* QUOTED PASSAGE
Excerpt. © Reprinted by permission. All rights reserved.:

1

THE COPERNICUS COMPLEX

 

At a rather pleasant spot in the Aegean Sea in the third century B.C., on the vine-rich island of Samos off the western coast of what is now Turkey, the Greek philosopher Aristarchus had just had a brilliant idea. He proposed that the Earth spun and moved around the Sun, placing this scorching solar orb at the center of the heavens. It was, to say the least, a bold notion—Aristarchus’s idea of “heliocentrism” was as outrageous in his time as Copernicus’s revival would be in the distant future.

Records of Aristarchus’s works are fragmentary, and most concern the clever geometrical analyses that he used to argue that the Sun is significantly larger than the Earth. But it’s clear that from that insight he arrived at the idea that the Sun was central to the known cosmos, and that the stars were extraordinarily distant. This was a huge conceptual leap to ask of people. It also required understanding a phenomenon called parallax.

Parallax is earthbound as well as celestial, and is an easy concept to grasp. Close an eye and hold one hand up, fingers spread and viewed on edge. If you move your head side to side you will see different fingers appear and disappear from behind each other as your vantage point, or your angle of view, changes. This is all that parallax is: the apparent change in where distant objects appear relative to each other, depending on a line of sight. The farther away those objects are, the smaller that apparent change—the smaller the perceived angular displacement between them.

Part of Aristarchus’s bold argument involved the fact that the stars in the night sky didn’t appear to have any parallax; they never moved among themselves. So if the Earth were not stationary at the center of all existence, he reasoned, the stars must be so distant, so enormously far away from us, that we couldn’t measure their parallax as the Earth moved its position.

Not long before Aristarchus made his ideas known, the great philosopher Aristotle had already dismissed the possibility that the stars were any more distant than planets by appealing to this same lack of parallax, among other things. Aristotle’s argument was founded in reason and common sense. It built on even earlier ideas that the Earth was central to existence. The way he put it was simple: if no parallax could be seen in the stars—they did not shift around relative to one another at all—they must be all affixed to some layer of the sky that surrounded us at the unmoving origin.

* DATASET EXCERPT
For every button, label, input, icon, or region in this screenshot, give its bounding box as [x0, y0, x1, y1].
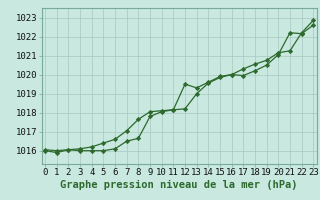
- X-axis label: Graphe pression niveau de la mer (hPa): Graphe pression niveau de la mer (hPa): [60, 180, 298, 190]
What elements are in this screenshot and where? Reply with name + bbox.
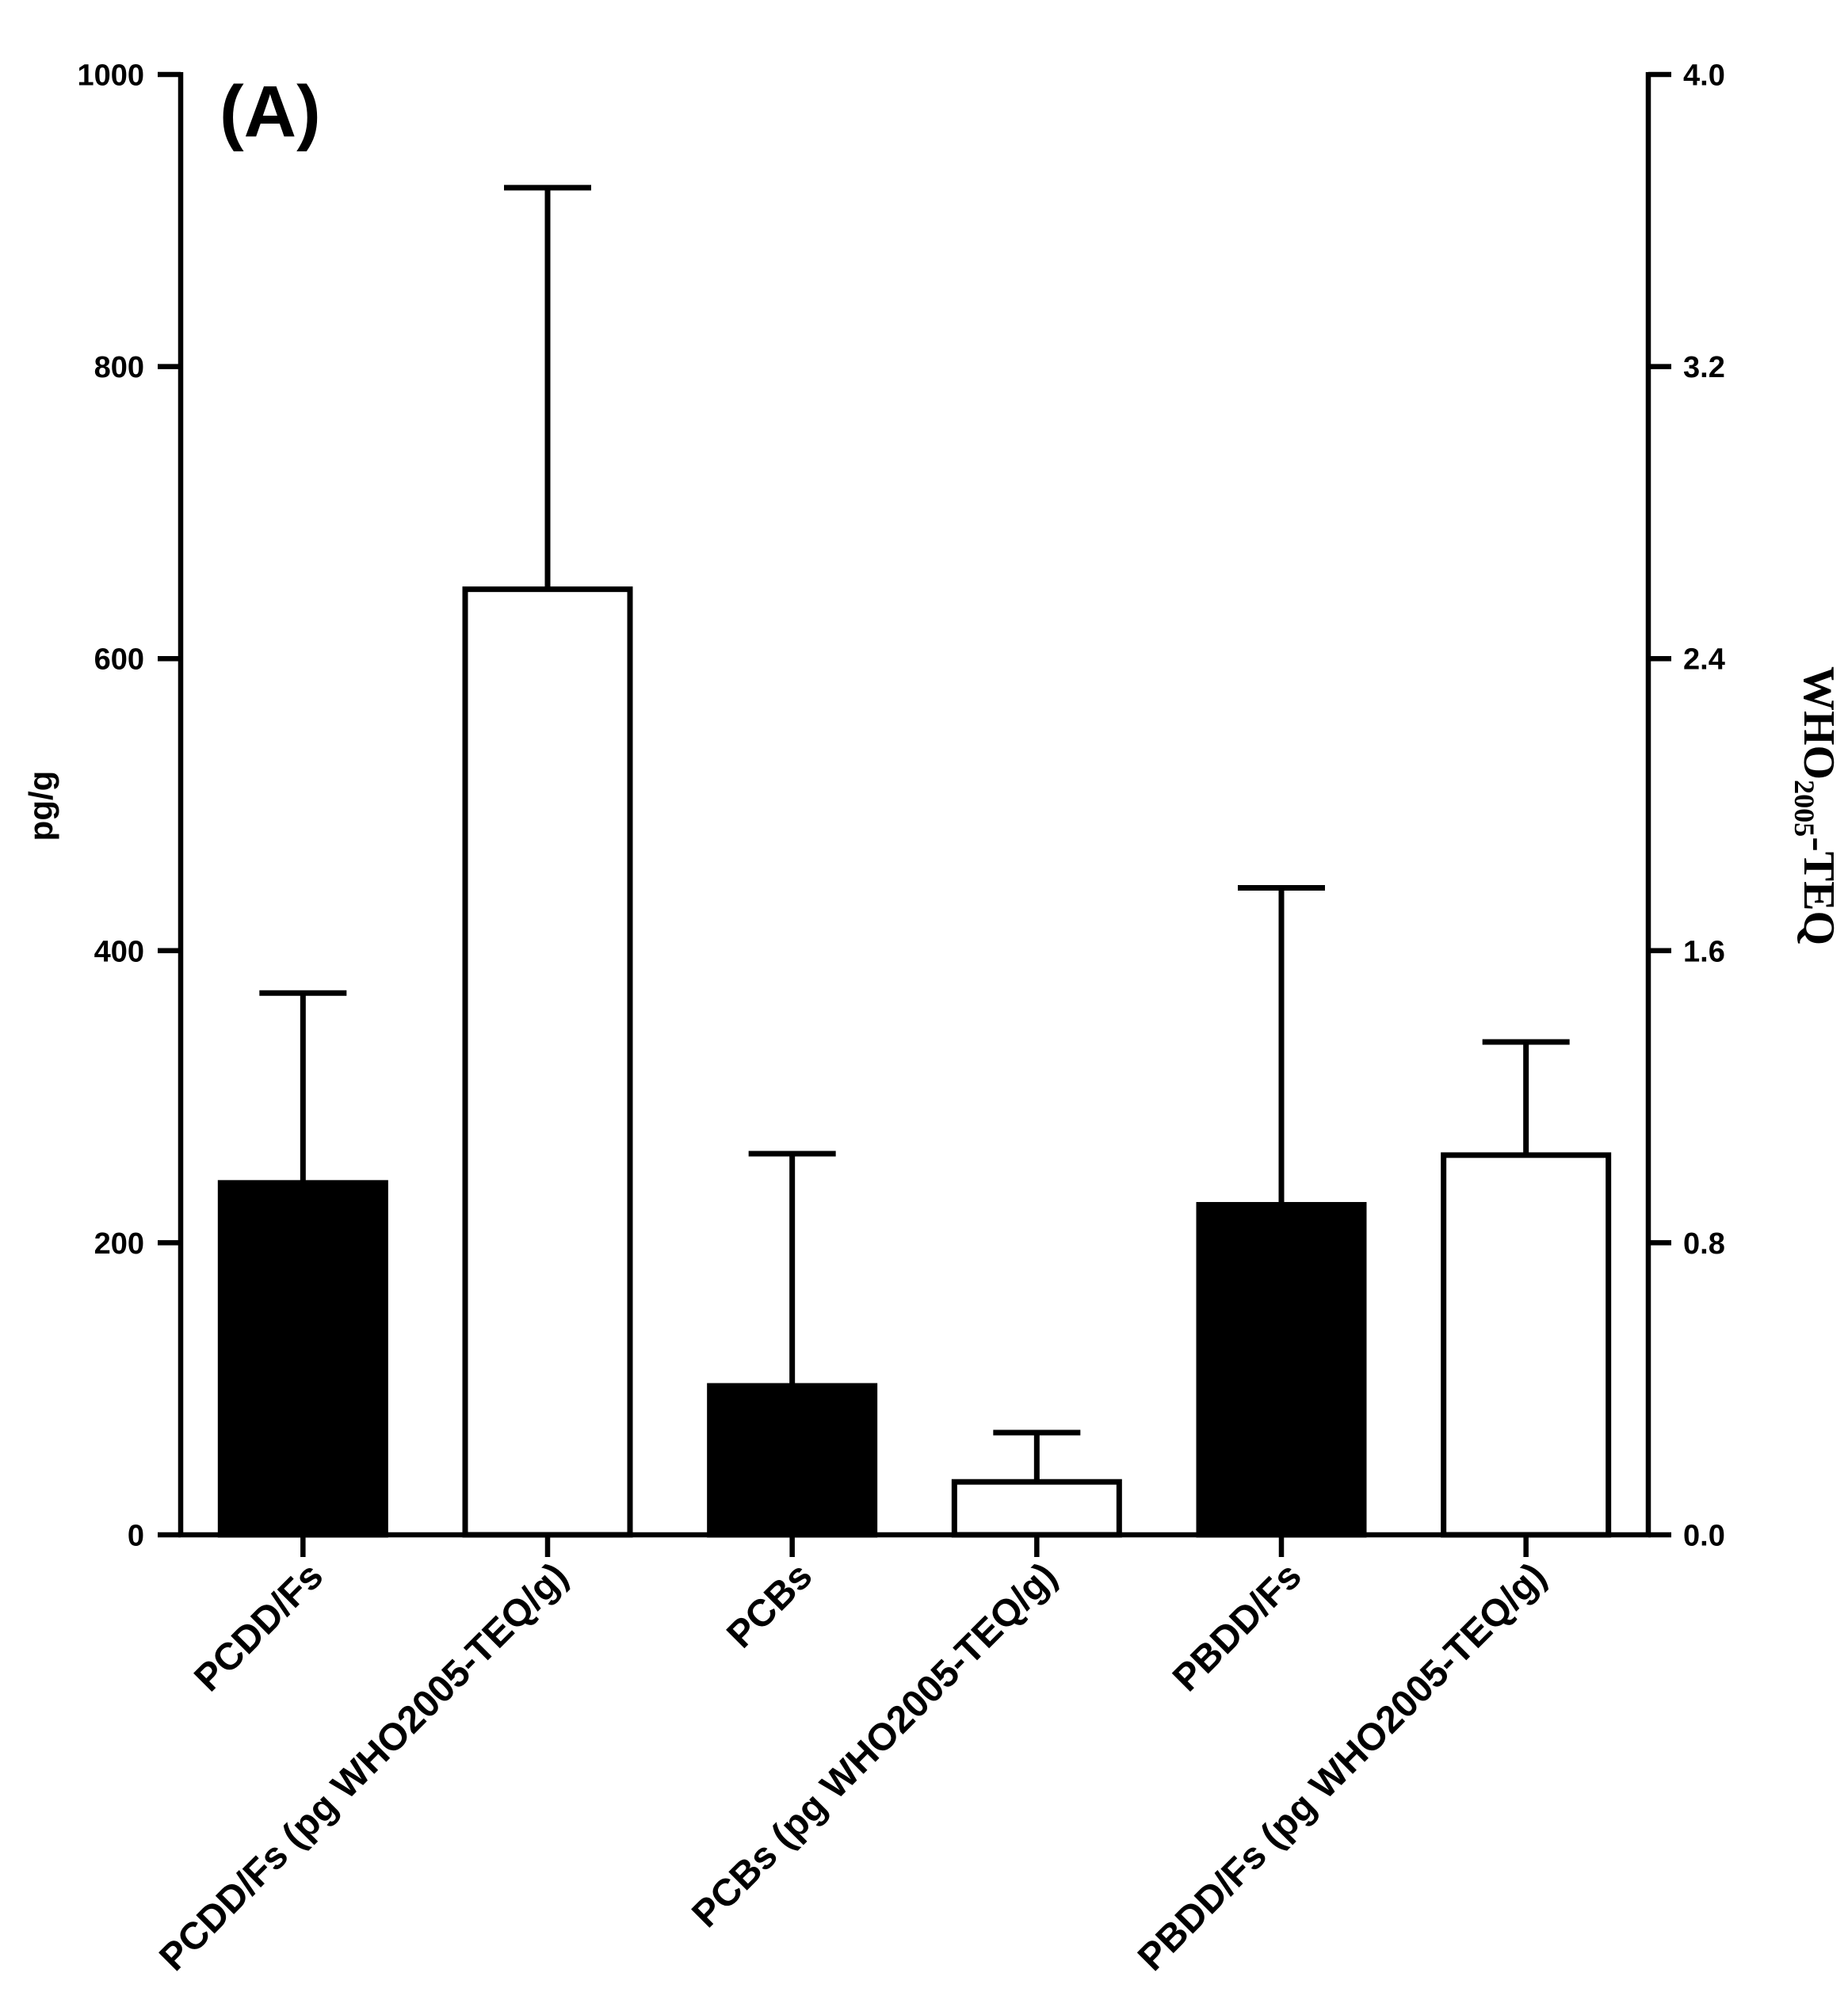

* REQUIREMENTS
1. In the passage on Aristarchus, rewrite the paragraph beginning "Parallax is earthbound as well as celestial" as a short list that keeps its main facts.
2. Continue the passage on Aristarchus from where it stops, after the sentence about Aristotle's view of the stars.

* EXPECTED RESULTS
1.
- Parallax occurs on Earth as well as in the sky, and the idea is simple.
- To see it, close one eye, hold up a hand with fingers spread and viewed on edge, and move your head from side to side. The fingers appear and disappear behind one another as your angle of view changes.
- Parallax is the apparent change in where distant objects sit relative to each other as the line of sight changes.
- The farther away the objects are, the smaller their apparent angular displacement.

2.
All of which sounds logical, except that Aristotle’s own preferred cosmology (elaborating on ideas from his mentor, Plato) consisted of approximately fifty-five thick, crystalline, transparent spheres concentrically nested about the stationary Earth and carrying the planets and stars about their business. In this geocentric universe we were at the focus of all natural motions, with the stars and planets simply following perpetual circular paths around us as the crystalline spheres slid and rotated.

You might well ask why it took fifty-five spherical crystalline layers for Aristotle to build his cosmology. Part of the reason is that he had to justify a system of cosmic mechanics, a transfer of forces whereby one shell would rub on another, pushing it around—a great scheme of motions and machinery to keep everything tracking through the sky. This structure was intended to deal with the other most critical issue facing would-be cosmologists of the time; unlike the stars, the planets do move around the skies in a complicated fashion.

These tricky motions were a major piece of the puzzle that Aristarchus, and later Copernicus, tried solving by displacing the Earth. The word “planet” is derived from the Greek phrase for “wandering star,” and our brightly reflective planets most certainly do wander. Not only do they appear to move relative to the stars, noticeably shifting in position as the nights go by; sometimes they reverse course, performing a celestial loop-the-loop over a few months before carrying on. Planets like Venus and Mercury are even more subversive; often they’re nowhere to be seen. And even the speed of planetary paths across the heavens seems to be slower and faster at different times, with the brightness of these miscreants changing as well.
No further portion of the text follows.